### THE TASK
Present each line of the entries below that holds the word "integer".

### RAW DATA
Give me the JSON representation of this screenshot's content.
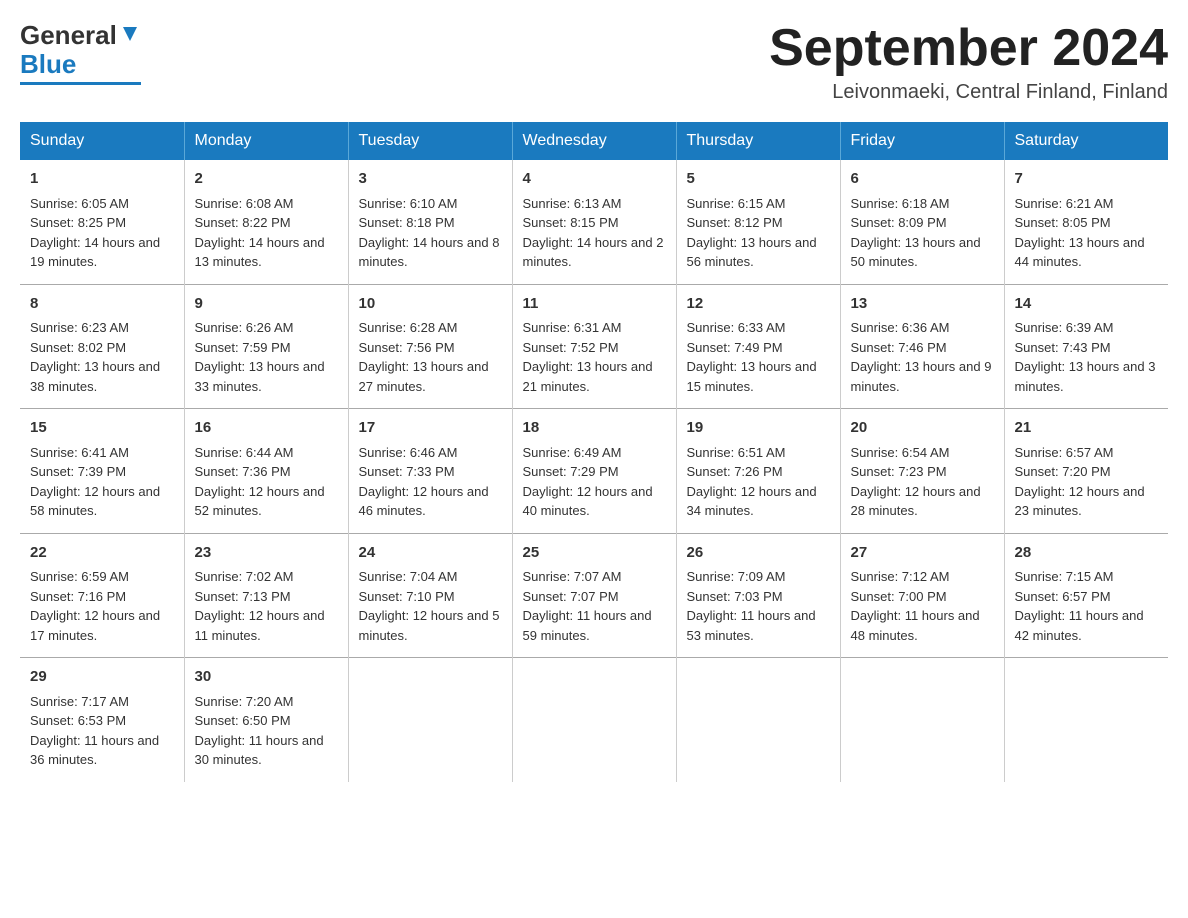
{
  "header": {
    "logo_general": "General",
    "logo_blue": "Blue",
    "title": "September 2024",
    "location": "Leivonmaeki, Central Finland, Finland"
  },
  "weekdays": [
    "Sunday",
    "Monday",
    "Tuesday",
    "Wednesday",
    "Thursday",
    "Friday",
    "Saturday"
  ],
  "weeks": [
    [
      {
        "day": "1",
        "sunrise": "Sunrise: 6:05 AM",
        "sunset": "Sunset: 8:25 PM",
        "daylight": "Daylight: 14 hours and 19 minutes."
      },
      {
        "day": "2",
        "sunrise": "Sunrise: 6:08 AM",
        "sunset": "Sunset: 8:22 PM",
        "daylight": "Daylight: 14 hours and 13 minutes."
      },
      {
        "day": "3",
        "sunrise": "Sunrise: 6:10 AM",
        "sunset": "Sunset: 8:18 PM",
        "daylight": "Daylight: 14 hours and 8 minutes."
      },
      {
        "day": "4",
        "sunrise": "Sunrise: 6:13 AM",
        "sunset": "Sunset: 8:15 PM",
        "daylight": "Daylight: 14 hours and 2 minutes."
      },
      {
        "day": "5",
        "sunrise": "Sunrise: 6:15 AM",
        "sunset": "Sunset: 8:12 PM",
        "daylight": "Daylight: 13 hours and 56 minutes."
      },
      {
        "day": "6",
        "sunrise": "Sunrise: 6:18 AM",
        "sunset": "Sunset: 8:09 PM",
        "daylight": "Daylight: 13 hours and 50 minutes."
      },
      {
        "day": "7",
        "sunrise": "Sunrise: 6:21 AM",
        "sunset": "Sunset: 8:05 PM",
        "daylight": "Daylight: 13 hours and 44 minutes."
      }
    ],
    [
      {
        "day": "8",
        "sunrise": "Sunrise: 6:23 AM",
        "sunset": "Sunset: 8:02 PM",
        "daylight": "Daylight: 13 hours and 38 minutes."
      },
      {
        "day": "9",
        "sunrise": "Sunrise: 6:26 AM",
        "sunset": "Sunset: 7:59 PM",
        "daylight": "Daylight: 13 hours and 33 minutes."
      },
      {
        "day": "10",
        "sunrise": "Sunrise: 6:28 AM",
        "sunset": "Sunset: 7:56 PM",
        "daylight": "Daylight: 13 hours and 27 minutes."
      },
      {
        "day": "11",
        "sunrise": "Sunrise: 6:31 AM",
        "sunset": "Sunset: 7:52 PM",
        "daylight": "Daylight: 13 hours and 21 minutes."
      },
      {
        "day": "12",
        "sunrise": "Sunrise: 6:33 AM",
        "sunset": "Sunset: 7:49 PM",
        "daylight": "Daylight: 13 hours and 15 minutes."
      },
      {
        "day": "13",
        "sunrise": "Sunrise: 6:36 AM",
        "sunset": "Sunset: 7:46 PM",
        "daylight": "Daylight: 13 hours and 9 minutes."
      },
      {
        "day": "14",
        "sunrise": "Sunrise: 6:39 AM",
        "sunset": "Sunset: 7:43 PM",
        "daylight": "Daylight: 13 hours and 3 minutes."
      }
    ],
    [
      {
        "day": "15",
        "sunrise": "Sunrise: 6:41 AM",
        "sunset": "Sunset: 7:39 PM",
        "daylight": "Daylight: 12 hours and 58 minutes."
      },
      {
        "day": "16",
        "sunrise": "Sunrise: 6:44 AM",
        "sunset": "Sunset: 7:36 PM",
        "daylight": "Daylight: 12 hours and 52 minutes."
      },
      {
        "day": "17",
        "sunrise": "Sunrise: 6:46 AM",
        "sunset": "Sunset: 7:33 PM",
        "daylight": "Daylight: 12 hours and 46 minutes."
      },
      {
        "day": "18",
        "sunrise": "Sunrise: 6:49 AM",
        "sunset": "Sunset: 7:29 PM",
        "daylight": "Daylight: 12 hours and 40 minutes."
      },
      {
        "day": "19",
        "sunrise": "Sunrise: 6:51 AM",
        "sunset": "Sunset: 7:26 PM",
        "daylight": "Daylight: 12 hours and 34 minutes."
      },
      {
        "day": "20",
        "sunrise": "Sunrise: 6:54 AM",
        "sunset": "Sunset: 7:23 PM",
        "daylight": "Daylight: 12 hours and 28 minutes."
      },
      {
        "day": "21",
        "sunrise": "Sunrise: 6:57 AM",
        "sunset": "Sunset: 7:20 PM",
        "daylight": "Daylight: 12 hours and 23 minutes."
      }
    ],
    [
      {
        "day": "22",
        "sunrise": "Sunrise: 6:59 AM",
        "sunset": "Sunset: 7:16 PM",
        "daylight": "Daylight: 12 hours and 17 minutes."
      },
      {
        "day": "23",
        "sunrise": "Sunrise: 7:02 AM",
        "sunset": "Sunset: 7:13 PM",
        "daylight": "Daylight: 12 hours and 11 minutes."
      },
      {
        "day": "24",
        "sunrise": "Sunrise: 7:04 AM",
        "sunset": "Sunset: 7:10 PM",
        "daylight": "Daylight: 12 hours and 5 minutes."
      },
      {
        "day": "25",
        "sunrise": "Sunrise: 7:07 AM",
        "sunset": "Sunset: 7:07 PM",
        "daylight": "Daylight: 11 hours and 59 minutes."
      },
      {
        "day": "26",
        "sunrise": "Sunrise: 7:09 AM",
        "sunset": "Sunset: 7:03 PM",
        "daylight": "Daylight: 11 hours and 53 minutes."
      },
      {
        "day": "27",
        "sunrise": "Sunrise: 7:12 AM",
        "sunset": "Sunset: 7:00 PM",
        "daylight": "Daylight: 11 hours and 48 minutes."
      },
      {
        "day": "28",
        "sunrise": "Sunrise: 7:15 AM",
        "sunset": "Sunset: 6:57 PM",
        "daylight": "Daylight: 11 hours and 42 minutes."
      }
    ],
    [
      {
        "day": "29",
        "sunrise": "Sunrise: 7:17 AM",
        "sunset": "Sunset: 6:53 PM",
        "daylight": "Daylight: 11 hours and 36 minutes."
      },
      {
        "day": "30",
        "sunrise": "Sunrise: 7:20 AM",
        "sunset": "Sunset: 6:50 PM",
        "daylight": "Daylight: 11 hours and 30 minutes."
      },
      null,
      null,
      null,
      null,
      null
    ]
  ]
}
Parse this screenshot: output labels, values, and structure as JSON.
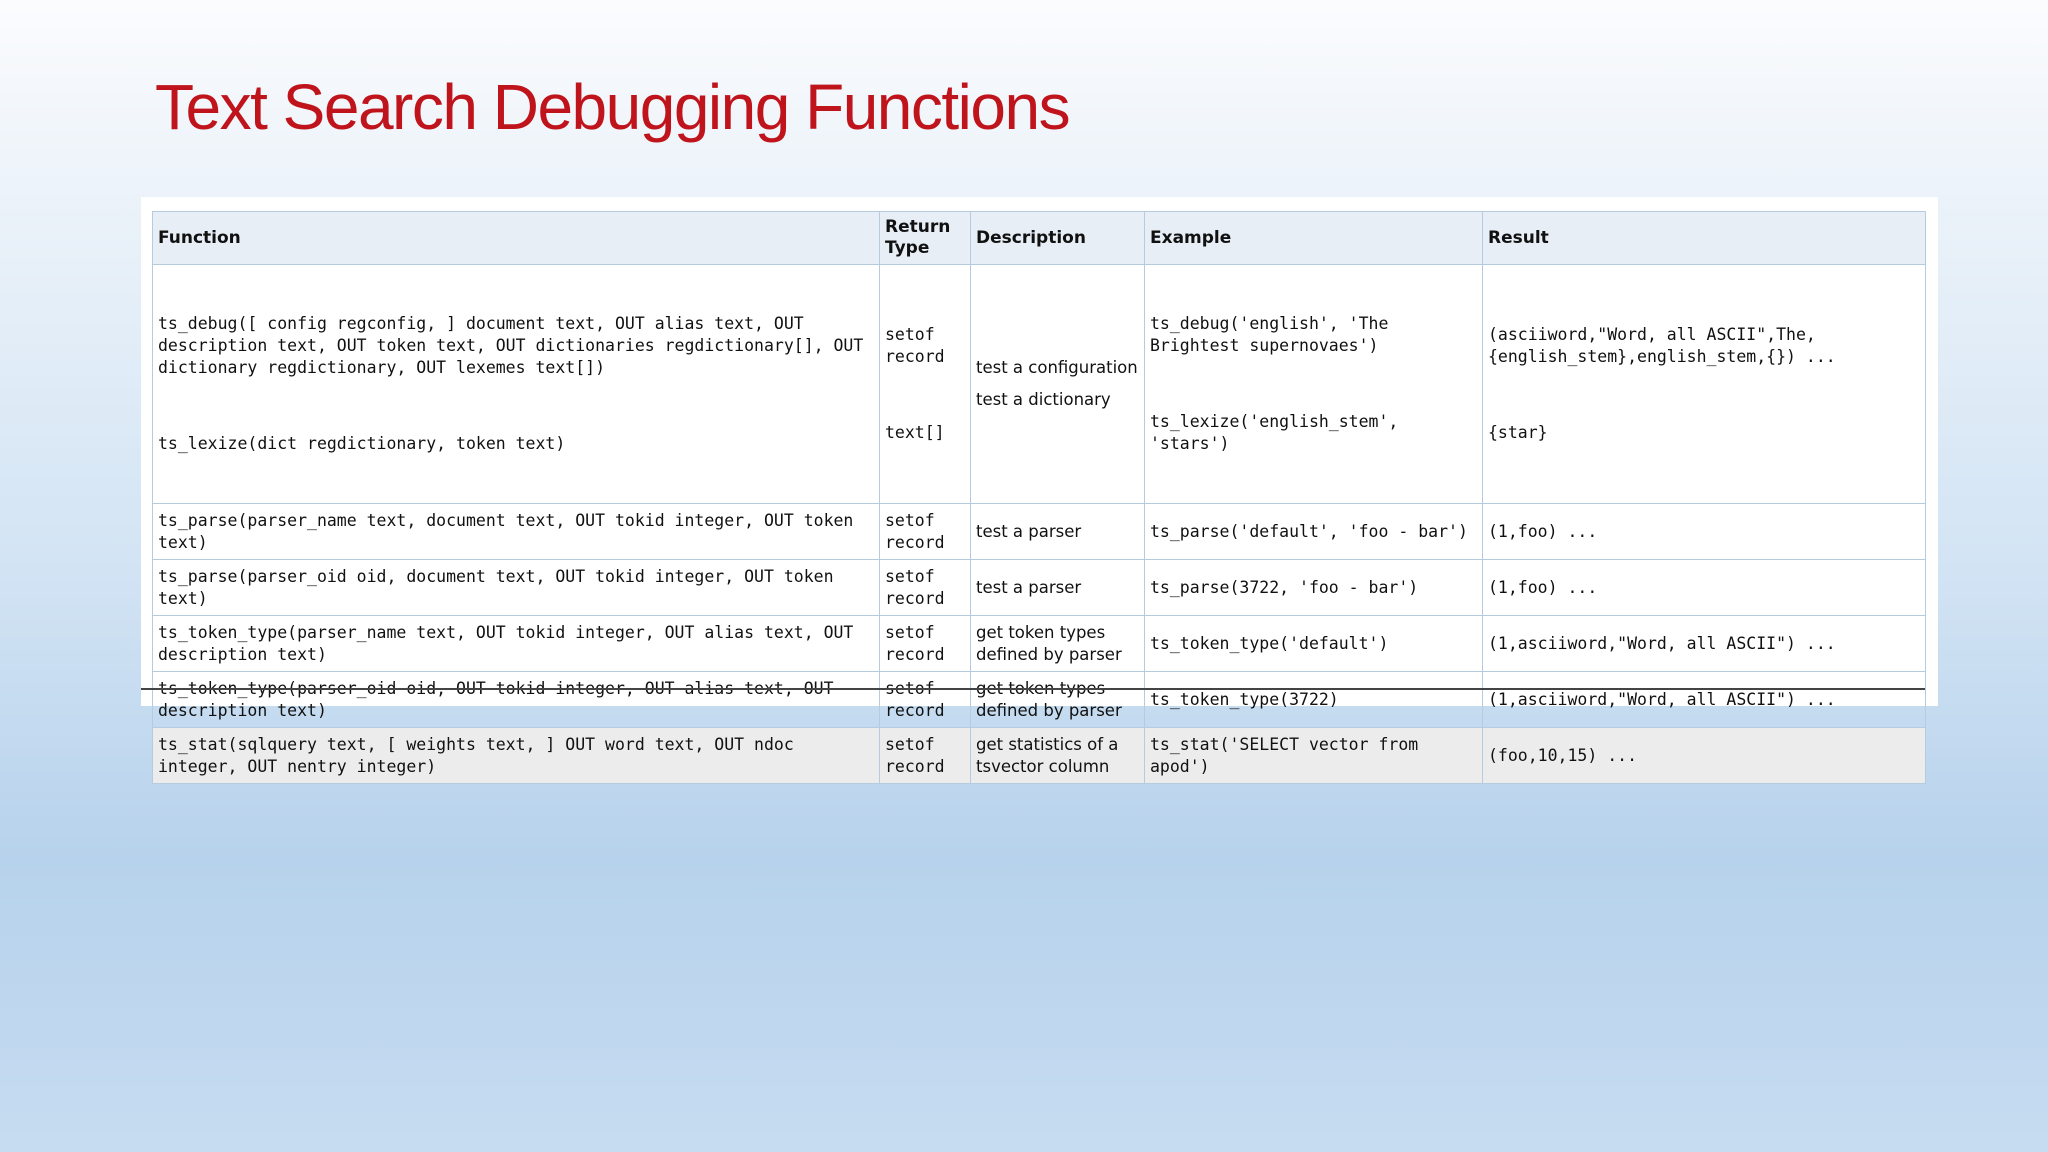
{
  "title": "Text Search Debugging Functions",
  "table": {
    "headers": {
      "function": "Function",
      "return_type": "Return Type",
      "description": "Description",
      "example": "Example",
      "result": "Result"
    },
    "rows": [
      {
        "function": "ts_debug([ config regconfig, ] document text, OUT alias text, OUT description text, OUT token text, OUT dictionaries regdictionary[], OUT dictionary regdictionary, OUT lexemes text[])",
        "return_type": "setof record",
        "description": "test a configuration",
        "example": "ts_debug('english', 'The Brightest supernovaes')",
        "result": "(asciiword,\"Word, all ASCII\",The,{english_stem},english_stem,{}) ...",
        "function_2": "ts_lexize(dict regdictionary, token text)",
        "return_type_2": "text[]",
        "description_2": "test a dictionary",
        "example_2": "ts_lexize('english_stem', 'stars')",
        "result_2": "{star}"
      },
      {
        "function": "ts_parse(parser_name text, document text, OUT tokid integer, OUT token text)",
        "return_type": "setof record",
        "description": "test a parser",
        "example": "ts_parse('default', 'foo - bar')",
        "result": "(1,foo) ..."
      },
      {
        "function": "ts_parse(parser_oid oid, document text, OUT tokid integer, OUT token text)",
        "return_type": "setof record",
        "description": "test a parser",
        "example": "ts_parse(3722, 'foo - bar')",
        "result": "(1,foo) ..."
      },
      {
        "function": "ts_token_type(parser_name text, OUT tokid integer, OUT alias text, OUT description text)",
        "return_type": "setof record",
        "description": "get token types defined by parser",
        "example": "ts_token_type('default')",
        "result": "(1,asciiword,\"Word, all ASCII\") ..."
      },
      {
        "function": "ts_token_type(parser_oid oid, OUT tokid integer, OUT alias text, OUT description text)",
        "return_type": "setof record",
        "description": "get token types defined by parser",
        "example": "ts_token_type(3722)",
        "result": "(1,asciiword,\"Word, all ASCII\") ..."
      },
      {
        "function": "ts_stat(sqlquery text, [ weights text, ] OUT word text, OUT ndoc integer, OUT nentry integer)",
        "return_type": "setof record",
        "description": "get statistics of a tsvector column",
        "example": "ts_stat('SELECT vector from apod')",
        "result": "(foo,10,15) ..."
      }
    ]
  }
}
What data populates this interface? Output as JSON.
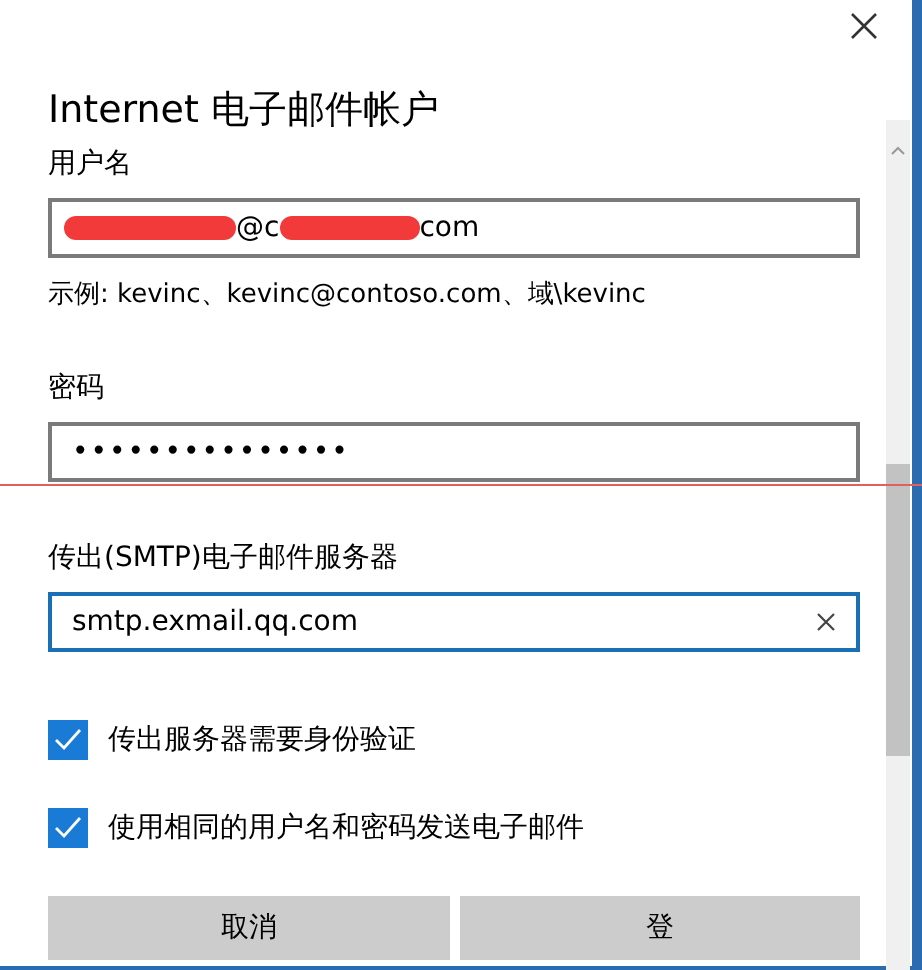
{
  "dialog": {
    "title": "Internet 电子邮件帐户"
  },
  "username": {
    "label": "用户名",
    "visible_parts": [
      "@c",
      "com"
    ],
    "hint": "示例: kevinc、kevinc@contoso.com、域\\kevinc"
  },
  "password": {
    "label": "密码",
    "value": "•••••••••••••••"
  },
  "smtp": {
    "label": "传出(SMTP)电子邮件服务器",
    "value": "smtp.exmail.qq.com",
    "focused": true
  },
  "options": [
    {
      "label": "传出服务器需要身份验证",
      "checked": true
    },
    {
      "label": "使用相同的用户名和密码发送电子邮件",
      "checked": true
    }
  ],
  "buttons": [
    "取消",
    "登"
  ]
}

### TASK RESPONSE
        "function": "ts_parse(parser_name text, document text, OUT tokid integer, OUT token text)",
        "function": "ts_parse(parser_oid oid, document text, OUT tokid integer, OUT token text)",
        "function": "ts_token_type(parser_name text, OUT tokid integer, OUT alias text, OUT description text)",
        "function": "ts_token_type(parser_oid oid, OUT tokid integer, OUT alias text, OUT description text)",
        "function": "ts_stat(sqlquery text, [ weights text, ] OUT word text, OUT ndoc integer, OUT nentry integer)",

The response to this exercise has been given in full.